[Records to use start]

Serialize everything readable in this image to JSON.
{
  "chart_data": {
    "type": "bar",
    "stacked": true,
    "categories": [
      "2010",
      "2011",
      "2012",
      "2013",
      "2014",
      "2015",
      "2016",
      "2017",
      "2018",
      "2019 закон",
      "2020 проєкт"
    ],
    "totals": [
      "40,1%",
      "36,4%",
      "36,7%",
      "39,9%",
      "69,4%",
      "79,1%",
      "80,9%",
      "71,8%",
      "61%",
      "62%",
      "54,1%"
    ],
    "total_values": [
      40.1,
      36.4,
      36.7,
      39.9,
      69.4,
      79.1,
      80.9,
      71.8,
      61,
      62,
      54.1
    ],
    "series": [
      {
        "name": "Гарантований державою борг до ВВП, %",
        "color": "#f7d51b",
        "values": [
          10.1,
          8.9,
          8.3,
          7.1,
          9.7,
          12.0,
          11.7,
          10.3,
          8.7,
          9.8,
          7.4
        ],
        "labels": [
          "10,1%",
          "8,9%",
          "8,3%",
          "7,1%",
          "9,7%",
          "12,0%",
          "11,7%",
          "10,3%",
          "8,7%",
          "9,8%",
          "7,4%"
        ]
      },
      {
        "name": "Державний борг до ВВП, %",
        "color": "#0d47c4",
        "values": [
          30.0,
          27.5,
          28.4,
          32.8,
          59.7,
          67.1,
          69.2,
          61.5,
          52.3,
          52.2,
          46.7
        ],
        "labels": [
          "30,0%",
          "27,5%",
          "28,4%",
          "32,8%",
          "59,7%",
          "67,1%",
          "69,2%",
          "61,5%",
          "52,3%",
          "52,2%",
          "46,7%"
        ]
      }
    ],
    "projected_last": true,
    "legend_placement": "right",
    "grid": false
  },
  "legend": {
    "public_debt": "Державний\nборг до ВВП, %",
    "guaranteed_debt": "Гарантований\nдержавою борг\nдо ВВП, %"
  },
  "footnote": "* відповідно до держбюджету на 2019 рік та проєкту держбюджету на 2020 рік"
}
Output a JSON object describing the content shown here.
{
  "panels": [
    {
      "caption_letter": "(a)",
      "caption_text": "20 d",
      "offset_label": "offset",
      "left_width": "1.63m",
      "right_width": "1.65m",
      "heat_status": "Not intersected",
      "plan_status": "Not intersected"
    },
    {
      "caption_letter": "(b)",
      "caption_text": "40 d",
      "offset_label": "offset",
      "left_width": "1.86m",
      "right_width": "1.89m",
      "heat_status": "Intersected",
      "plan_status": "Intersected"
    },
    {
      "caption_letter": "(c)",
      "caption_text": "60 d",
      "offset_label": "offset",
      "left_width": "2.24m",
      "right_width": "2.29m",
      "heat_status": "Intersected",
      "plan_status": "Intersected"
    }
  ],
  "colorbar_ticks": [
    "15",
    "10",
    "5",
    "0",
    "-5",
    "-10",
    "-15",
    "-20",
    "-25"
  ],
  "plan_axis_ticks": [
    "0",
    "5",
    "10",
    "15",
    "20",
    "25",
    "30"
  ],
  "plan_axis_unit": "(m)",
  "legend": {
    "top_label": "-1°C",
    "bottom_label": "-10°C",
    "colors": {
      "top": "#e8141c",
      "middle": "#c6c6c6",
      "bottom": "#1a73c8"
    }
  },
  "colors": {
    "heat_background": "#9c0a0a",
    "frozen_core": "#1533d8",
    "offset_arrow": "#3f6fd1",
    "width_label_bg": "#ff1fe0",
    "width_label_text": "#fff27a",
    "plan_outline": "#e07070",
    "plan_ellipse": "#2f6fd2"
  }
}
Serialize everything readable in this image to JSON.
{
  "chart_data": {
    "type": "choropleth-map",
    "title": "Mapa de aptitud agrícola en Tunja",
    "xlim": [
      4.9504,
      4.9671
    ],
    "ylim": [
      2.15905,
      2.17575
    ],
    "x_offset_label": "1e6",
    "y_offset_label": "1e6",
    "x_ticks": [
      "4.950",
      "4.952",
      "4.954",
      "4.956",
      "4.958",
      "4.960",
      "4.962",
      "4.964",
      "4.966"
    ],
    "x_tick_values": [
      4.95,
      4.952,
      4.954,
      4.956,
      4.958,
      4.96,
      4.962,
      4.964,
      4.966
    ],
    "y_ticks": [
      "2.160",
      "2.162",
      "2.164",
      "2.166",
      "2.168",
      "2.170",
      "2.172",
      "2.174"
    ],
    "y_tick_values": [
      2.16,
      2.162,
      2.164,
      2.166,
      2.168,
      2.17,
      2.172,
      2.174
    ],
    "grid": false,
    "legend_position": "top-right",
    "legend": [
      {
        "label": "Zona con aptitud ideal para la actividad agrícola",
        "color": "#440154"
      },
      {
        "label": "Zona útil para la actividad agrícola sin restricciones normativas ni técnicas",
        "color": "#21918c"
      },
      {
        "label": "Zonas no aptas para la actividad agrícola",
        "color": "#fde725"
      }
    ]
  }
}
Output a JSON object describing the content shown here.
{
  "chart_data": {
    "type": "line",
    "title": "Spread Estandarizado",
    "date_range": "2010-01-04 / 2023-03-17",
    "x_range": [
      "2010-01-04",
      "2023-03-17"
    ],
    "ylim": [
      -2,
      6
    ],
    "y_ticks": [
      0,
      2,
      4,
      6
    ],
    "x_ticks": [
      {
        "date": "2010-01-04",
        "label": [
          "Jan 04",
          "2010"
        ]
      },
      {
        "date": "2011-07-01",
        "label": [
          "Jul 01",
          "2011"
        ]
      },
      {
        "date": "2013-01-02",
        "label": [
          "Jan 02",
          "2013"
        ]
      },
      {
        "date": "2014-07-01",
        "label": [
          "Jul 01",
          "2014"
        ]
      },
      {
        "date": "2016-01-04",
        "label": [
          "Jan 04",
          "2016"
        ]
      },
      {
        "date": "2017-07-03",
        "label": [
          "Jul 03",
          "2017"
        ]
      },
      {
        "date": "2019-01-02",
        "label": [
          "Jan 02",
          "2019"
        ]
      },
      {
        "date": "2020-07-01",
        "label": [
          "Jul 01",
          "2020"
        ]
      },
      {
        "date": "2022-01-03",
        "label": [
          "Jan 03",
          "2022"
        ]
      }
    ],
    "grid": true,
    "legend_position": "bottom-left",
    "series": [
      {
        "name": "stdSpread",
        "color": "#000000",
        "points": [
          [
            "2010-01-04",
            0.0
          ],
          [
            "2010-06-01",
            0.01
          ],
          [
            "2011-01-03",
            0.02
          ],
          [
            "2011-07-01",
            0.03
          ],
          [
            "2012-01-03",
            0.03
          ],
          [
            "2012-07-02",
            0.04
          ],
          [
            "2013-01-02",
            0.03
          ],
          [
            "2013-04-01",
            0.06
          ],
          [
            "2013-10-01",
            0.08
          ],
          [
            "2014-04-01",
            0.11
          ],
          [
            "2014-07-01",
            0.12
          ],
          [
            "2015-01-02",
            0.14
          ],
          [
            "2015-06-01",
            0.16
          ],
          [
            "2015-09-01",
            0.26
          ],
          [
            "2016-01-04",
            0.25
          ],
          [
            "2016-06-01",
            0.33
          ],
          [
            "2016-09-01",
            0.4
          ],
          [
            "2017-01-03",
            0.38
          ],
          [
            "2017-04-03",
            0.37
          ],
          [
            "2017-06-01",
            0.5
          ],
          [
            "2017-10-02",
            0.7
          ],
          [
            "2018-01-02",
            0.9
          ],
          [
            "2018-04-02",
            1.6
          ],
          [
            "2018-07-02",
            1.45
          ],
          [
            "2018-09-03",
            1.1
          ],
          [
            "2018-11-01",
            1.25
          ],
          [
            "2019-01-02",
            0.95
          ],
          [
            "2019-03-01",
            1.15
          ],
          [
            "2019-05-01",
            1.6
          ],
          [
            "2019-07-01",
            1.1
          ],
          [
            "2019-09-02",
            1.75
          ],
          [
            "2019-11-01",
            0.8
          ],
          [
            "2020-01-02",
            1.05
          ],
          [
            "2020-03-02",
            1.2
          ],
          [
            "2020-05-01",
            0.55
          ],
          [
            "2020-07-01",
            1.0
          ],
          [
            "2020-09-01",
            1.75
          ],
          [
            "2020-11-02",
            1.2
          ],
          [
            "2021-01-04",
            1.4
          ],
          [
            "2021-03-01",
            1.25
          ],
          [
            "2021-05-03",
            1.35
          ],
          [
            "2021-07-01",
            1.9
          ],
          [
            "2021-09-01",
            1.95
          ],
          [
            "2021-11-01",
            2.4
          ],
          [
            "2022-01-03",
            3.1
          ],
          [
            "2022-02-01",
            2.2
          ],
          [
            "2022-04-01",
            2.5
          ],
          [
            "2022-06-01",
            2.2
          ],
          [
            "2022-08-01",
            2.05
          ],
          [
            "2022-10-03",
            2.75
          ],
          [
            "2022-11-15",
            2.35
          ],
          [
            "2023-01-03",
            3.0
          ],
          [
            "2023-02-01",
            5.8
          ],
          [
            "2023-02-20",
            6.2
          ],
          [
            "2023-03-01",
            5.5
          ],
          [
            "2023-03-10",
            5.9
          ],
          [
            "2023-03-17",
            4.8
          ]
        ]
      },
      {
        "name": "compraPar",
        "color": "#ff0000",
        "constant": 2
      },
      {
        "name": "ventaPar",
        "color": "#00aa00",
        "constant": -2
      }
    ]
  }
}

[Records to use end]

* _What you will do_: Check each line of the records for "agrícola" and copy the ones that contain it.

* _Solved exercise_:
    "title": "Mapa de aptitud agrícola en Tunja",
        "label": "Zona con aptitud ideal para la actividad agrícola",
        "label": "Zona útil para la actividad agrícola sin restricciones normativas ni técnicas",
        "label": "Zonas no aptas para la actividad agrícola",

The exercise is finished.